* [AIM]
Copy the records below, changing every "x-tick-label" to "x-axis-tick-label" and leaving the rest as it is.

* [RAW DATA]
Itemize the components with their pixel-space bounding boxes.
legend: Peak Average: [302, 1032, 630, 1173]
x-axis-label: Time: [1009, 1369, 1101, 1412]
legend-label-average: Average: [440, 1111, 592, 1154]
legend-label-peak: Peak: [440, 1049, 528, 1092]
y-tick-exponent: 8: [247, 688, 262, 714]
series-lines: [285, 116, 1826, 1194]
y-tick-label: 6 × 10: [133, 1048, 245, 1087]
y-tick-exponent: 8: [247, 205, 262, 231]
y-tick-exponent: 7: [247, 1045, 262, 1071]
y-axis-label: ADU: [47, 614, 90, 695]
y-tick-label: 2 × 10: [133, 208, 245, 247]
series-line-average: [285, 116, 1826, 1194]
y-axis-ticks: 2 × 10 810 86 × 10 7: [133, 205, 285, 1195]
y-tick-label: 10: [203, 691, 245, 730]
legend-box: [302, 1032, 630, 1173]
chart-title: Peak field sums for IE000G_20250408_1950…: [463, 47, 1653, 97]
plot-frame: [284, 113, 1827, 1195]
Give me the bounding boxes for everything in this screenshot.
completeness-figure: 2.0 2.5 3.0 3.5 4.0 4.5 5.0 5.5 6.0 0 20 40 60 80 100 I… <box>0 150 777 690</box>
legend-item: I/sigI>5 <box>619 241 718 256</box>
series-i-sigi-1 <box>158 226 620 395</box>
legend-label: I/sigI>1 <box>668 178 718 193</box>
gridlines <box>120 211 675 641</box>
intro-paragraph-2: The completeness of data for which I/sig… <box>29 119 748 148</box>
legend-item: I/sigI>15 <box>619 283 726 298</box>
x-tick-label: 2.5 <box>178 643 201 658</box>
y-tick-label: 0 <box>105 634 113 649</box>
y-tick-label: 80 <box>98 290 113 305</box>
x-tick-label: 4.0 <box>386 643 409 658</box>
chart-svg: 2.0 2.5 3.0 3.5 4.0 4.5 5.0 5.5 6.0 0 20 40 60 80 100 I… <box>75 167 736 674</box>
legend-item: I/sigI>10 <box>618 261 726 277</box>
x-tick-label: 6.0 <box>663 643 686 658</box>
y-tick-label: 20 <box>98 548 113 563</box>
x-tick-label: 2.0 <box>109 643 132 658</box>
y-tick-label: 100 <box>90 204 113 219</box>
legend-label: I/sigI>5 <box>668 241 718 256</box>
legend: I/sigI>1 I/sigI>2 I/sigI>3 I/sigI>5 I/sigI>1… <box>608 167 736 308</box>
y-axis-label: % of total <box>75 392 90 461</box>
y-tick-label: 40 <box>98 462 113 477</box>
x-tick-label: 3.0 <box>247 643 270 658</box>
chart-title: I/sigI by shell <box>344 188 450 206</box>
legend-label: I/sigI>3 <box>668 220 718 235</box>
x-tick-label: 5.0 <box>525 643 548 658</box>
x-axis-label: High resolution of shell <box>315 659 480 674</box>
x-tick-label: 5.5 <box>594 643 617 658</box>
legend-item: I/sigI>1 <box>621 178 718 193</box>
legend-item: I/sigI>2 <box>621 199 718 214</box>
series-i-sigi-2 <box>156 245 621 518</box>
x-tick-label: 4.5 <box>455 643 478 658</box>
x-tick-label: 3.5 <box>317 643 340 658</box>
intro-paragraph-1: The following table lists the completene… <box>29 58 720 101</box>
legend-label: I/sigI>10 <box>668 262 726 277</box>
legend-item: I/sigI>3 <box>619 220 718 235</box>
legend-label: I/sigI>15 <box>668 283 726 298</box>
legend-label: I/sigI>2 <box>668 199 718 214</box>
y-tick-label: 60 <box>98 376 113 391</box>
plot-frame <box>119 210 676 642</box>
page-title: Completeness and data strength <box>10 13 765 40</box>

* [ANSWER FOR THIS EXERCISE]
Itemize the components with their pixel-space bounding boxes.
legend: Peak Average: [302, 1032, 630, 1173]
x-axis-label: Time: [1009, 1369, 1101, 1412]
legend-label-average: Average: [440, 1111, 592, 1154]
legend-label-peak: Peak: [440, 1049, 528, 1092]
y-tick-exponent: 8: [247, 688, 262, 714]
series-lines: [285, 116, 1826, 1194]
y-tick-label: 6 × 10: [133, 1048, 245, 1087]
y-tick-exponent: 8: [247, 205, 262, 231]
y-tick-exponent: 7: [247, 1045, 262, 1071]
y-axis-label: ADU: [47, 614, 90, 695]
y-tick-label: 2 × 10: [133, 208, 245, 247]
series-line-average: [285, 116, 1826, 1194]
y-axis-ticks: 2 × 10 810 86 × 10 7: [133, 205, 285, 1195]
y-tick-label: 10: [203, 691, 245, 730]
legend-box: [302, 1032, 630, 1173]
chart-title: Peak field sums for IE000G_20250408_1950…: [463, 47, 1653, 97]
plot-frame: [284, 113, 1827, 1195]
Give me the bounding boxes for everything in this screenshot.
completeness-figure: 2.0 2.5 3.0 3.5 4.0 4.5 5.0 5.5 6.0 0 20 40 60 80 100 I… <box>0 150 777 690</box>
legend-item: I/sigI>5 <box>619 241 718 256</box>
series-i-sigi-1 <box>158 226 620 395</box>
legend-label: I/sigI>1 <box>668 178 718 193</box>
gridlines <box>120 211 675 641</box>
intro-paragraph-2: The completeness of data for which I/sig… <box>29 119 748 148</box>
legend-item: I/sigI>15 <box>619 283 726 298</box>
x-axis-tick-label: 2.5 <box>178 643 201 658</box>
y-tick-label: 0 <box>105 634 113 649</box>
y-tick-label: 80 <box>98 290 113 305</box>
x-axis-tick-label: 4.0 <box>386 643 409 658</box>
chart-svg: 2.0 2.5 3.0 3.5 4.0 4.5 5.0 5.5 6.0 0 20 40 60 80 100 I… <box>75 167 736 674</box>
legend-item: I/sigI>10 <box>618 261 726 277</box>
x-axis-tick-label: 6.0 <box>663 643 686 658</box>
y-tick-label: 20 <box>98 548 113 563</box>
x-axis-tick-label: 2.0 <box>109 643 132 658</box>
y-tick-label: 100 <box>90 204 113 219</box>
legend-label: I/sigI>5 <box>668 241 718 256</box>
legend: I/sigI>1 I/sigI>2 I/sigI>3 I/sigI>5 I/sigI>1… <box>608 167 736 308</box>
y-axis-label: % of total <box>75 392 90 461</box>
y-tick-label: 40 <box>98 462 113 477</box>
x-axis-tick-label: 3.0 <box>247 643 270 658</box>
chart-title: I/sigI by shell <box>344 188 450 206</box>
legend-label: I/sigI>3 <box>668 220 718 235</box>
x-axis-tick-label: 5.0 <box>525 643 548 658</box>
x-axis-label: High resolution of shell <box>315 659 480 674</box>
x-axis-tick-label: 5.5 <box>594 643 617 658</box>
legend-item: I/sigI>1 <box>621 178 718 193</box>
legend-item: I/sigI>2 <box>621 199 718 214</box>
series-i-sigi-2 <box>156 245 621 518</box>
x-axis-tick-label: 4.5 <box>455 643 478 658</box>
x-axis-tick-label: 3.5 <box>317 643 340 658</box>
intro-paragraph-1: The following table lists the completene… <box>29 58 720 101</box>
legend-label: I/sigI>10 <box>668 262 726 277</box>
legend-item: I/sigI>3 <box>619 220 718 235</box>
legend-label: I/sigI>15 <box>668 283 726 298</box>
legend-label: I/sigI>2 <box>668 199 718 214</box>
y-tick-label: 60 <box>98 376 113 391</box>
plot-frame <box>119 210 676 642</box>
page-title: Completeness and data strength <box>10 13 765 40</box>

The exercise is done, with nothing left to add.